WHAT THE EXERCISE ASKS |
Can you turn the lines below into a Markdown table with two columns, n for the row number and Line for the line itself, leaving out any blank lines?

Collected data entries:
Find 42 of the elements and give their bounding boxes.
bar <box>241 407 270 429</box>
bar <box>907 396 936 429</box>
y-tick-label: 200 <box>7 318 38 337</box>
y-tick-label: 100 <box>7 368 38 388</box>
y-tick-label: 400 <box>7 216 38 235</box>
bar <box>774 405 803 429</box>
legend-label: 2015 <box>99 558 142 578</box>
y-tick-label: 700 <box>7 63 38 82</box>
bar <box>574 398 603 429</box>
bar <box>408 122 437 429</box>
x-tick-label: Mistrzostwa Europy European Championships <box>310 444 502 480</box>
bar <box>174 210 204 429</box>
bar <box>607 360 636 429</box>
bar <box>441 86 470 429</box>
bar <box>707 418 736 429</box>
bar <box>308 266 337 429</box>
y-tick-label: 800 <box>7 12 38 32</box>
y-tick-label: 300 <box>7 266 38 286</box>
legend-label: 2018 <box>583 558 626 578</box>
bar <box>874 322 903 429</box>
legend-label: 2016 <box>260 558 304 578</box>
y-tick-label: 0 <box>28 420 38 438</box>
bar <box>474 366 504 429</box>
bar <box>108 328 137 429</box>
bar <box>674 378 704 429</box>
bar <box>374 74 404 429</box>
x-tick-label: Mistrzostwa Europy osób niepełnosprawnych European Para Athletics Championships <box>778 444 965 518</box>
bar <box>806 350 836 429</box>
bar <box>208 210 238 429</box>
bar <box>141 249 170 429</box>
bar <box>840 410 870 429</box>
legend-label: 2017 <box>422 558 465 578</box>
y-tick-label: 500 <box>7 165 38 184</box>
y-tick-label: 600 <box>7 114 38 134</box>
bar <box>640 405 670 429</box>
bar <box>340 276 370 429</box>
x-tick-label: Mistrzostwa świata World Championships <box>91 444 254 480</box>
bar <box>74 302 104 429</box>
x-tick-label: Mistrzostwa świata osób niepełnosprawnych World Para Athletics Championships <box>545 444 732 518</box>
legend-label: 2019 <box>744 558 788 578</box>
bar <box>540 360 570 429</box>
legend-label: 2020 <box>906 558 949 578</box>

FULL ANSWER |
| n | Line |
|---|---|
| 1 | Find 42 of the elements and give their bounding boxes. |
| 2 | bar <box>241 407 270 429</box> |
| 3 | bar <box>907 396 936 429</box> |
| 4 | y-tick-label: 200 <box>7 318 38 337</box> |
| 5 | y-tick-label: 100 <box>7 368 38 388</box> |
| 6 | y-tick-label: 400 <box>7 216 38 235</box> |
| 7 | bar <box>774 405 803 429</box> |
| 8 | legend-label: 2015 <box>99 558 142 578</box> |
| 9 | y-tick-label: 700 <box>7 63 38 82</box> |
| 10 | bar <box>574 398 603 429</box> |
| 11 | bar <box>408 122 437 429</box> |
| 12 | x-tick-label: Mistrzostwa Europy European Championships <box>310 444 502 480</box> |
| 13 | bar <box>174 210 204 429</box> |
| 14 | bar <box>607 360 636 429</box> |
| 15 | bar <box>441 86 470 429</box> |
| 16 | bar <box>707 418 736 429</box> |
| 17 | bar <box>308 266 337 429</box> |
| 18 | y-tick-label: 800 <box>7 12 38 32</box> |
| 19 | y-tick-label: 300 <box>7 266 38 286</box> |
| 20 | legend-label: 2018 <box>583 558 626 578</box> |
| 21 | bar <box>874 322 903 429</box> |
| 22 | legend-label: 2016 <box>260 558 304 578</box> |
| 23 | y-tick-label: 0 <box>28 420 38 438</box> |
| 24 | bar <box>474 366 504 429</box> |
| 25 | bar <box>108 328 137 429</box> |
| 26 | bar <box>674 378 704 429</box> |
| 27 | bar <box>374 74 404 429</box> |
| 28 | x-tick-label: Mistrzostwa Europy osób niepełnosprawnych European Para Athletics Championships <box>778 444 965 518</box> |
| 29 | bar <box>806 350 836 429</box> |
| 30 | bar <box>208 210 238 429</box> |
| 31 | bar <box>141 249 170 429</box> |
| 32 | bar <box>840 410 870 429</box> |
| 33 | legend-label: 2017 <box>422 558 465 578</box> |
| 34 | y-tick-label: 500 <box>7 165 38 184</box> |
| 35 | y-tick-label: 600 <box>7 114 38 134</box> |
| 36 | bar <box>640 405 670 429</box> |
| 37 | bar <box>340 276 370 429</box> |
| 38 | x-tick-label: Mistrzostwa świata World Championships <box>91 444 254 480</box> |
| 39 | bar <box>74 302 104 429</box> |
| 40 | x-tick-label: Mistrzostwa świata osób niepełnosprawnych World Para Athletics Championships <box>545 444 732 518</box> |
| 41 | legend-label: 2019 <box>744 558 788 578</box> |
| 42 | bar <box>540 360 570 429</box> |
| 43 | legend-label: 2020 <box>906 558 949 578</box> |